■ **Requirements**:
Output all entries verbatim. Skip pictures.

* start Given records *

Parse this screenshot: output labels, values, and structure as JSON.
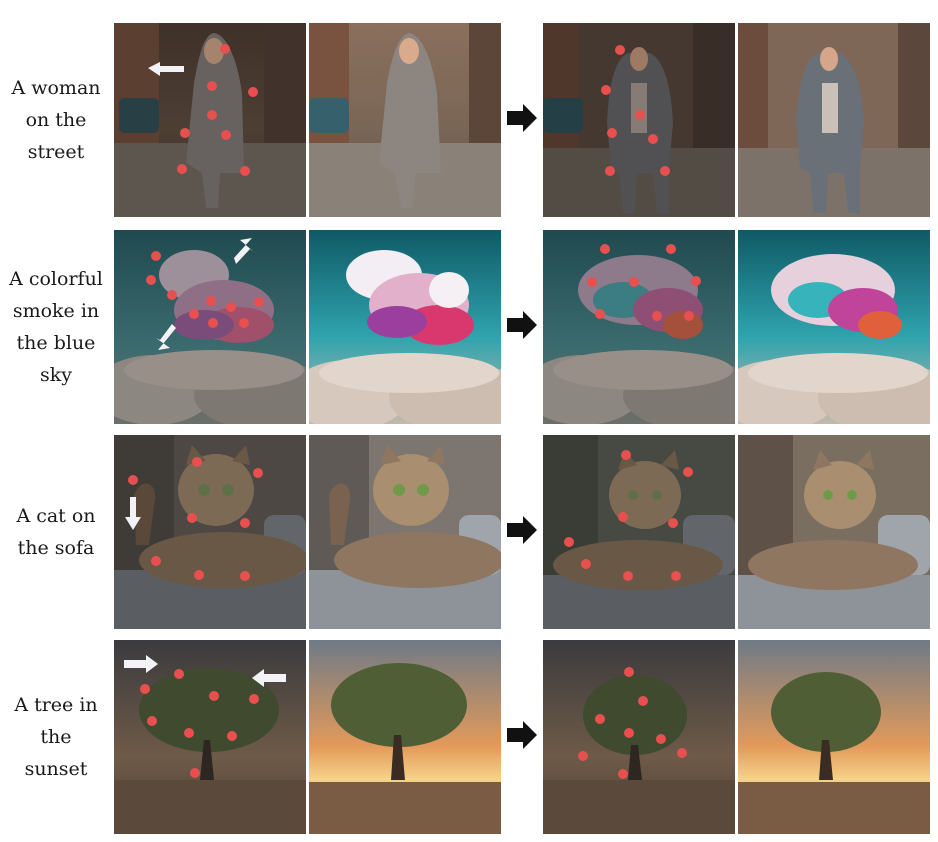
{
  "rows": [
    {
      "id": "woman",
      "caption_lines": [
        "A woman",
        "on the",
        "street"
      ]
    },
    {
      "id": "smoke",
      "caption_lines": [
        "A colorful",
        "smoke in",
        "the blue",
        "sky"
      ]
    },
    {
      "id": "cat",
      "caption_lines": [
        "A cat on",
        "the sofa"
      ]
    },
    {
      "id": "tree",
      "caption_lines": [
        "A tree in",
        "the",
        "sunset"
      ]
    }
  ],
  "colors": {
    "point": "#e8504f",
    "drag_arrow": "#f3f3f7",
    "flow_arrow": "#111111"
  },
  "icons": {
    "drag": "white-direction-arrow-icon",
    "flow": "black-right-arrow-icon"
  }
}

* end Given records *

■ **Answer to this exercise**:
Parse this screenshot: output labels, values, and structure as JSON.
{
  "rows": [
    {
      "id": "woman",
      "caption_lines": [
        "A woman",
        "on the",
        "street"
      ]
    },
    {
      "id": "smoke",
      "caption_lines": [
        "A colorful",
        "smoke in",
        "the blue",
        "sky"
      ]
    },
    {
      "id": "cat",
      "caption_lines": [
        "A cat on",
        "the sofa"
      ]
    },
    {
      "id": "tree",
      "caption_lines": [
        "A tree in",
        "the",
        "sunset"
      ]
    }
  ],
  "colors": {
    "point": "#e8504f",
    "drag_arrow": "#f3f3f7",
    "flow_arrow": "#111111"
  },
  "icons": {
    "drag": "white-direction-arrow-icon",
    "flow": "black-right-arrow-icon"
  }
}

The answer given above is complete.